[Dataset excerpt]
-- BEGIN --

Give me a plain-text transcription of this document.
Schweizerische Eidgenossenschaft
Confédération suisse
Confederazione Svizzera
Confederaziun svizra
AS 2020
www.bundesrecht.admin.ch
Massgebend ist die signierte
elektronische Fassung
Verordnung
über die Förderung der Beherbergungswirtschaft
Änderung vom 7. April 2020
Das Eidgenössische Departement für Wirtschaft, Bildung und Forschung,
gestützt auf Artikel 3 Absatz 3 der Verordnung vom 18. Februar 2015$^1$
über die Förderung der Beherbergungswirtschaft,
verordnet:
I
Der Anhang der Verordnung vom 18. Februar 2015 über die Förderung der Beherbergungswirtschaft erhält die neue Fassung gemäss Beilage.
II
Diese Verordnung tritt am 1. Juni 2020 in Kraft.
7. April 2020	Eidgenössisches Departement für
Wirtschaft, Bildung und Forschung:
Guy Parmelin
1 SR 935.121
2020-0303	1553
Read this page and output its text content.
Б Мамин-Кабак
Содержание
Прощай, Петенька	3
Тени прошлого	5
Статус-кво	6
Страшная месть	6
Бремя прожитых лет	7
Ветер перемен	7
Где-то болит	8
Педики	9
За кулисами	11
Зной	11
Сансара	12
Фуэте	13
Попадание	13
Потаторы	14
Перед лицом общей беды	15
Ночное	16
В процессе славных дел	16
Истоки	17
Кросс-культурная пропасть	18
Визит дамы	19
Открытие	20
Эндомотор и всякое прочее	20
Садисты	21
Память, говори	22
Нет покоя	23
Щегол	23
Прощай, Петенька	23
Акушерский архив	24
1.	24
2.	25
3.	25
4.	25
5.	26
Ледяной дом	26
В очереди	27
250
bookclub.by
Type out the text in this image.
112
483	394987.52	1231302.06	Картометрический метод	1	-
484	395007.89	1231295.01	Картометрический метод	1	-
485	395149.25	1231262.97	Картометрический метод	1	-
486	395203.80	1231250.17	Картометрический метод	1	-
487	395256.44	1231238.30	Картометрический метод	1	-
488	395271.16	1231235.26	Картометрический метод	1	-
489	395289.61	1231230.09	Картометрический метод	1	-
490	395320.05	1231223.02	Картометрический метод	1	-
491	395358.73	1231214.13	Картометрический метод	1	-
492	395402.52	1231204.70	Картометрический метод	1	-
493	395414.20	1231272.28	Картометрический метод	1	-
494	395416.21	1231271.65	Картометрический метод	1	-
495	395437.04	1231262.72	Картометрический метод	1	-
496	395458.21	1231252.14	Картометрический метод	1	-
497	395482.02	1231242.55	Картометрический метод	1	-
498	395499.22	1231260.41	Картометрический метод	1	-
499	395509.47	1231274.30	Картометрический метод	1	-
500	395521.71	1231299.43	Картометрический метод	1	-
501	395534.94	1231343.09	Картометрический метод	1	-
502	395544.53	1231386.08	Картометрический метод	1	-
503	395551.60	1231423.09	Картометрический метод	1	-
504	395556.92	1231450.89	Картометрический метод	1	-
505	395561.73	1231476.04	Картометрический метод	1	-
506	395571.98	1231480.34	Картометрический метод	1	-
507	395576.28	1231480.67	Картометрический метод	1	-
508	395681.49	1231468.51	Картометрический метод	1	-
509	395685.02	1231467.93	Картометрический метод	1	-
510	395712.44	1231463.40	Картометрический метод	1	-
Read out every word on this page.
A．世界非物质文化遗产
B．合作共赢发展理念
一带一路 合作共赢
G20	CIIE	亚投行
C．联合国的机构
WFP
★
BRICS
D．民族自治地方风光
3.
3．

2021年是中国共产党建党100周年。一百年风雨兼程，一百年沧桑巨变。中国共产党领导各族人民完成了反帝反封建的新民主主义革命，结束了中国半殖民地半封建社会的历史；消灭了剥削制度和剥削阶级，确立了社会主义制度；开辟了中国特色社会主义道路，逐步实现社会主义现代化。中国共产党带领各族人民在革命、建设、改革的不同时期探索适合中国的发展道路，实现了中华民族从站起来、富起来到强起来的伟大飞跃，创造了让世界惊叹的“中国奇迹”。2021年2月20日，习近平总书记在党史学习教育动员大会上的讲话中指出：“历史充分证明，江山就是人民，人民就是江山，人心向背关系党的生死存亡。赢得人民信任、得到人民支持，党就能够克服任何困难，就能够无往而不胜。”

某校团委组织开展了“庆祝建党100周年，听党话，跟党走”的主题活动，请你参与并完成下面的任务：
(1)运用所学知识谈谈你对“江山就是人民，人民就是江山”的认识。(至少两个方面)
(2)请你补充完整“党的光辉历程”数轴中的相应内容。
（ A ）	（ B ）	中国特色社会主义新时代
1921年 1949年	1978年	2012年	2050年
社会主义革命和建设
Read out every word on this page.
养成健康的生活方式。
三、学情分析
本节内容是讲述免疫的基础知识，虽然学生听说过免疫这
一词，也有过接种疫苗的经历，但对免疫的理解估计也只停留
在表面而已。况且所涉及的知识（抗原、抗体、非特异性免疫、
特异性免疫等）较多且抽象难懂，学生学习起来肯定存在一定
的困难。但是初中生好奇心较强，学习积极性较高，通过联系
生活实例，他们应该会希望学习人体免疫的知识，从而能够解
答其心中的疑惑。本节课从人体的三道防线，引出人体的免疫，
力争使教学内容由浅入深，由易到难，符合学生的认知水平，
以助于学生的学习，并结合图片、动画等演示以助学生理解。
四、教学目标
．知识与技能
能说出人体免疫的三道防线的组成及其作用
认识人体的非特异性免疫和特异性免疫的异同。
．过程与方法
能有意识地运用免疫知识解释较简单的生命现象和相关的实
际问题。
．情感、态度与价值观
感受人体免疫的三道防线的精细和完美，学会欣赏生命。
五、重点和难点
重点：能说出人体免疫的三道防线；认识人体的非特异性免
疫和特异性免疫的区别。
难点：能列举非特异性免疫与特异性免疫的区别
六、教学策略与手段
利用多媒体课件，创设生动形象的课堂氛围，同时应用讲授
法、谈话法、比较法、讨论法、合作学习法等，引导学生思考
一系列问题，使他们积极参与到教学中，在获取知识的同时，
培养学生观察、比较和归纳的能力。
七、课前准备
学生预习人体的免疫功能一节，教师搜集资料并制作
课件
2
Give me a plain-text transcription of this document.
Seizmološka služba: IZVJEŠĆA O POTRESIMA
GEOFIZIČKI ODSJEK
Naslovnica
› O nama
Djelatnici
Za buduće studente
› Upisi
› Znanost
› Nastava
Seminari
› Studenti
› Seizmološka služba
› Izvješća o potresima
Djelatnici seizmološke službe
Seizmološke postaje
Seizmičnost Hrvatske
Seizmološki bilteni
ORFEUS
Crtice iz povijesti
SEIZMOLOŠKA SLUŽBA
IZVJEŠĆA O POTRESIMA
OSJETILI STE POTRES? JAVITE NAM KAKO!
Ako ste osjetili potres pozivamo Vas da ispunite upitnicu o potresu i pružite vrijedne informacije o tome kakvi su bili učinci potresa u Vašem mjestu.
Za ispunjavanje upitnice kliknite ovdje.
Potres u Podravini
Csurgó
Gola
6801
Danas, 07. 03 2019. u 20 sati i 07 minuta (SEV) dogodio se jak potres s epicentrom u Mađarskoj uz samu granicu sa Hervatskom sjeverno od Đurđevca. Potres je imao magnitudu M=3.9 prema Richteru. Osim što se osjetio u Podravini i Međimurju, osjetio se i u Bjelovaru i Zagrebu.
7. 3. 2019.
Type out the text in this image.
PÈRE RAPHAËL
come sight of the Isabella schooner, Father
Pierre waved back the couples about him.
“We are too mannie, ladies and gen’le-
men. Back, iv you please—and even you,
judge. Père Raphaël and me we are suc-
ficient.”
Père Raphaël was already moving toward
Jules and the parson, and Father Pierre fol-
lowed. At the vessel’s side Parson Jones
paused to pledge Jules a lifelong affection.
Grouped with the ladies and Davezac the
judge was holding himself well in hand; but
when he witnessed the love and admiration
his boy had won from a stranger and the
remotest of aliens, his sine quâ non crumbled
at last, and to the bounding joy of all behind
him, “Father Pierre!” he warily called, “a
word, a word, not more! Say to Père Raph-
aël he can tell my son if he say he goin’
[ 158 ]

-- END --

> Problem statement
Go through the preceding material and copy each line that has the word "Djelatnici".

> Output
Djelatnici
Djelatnici seizmološke službe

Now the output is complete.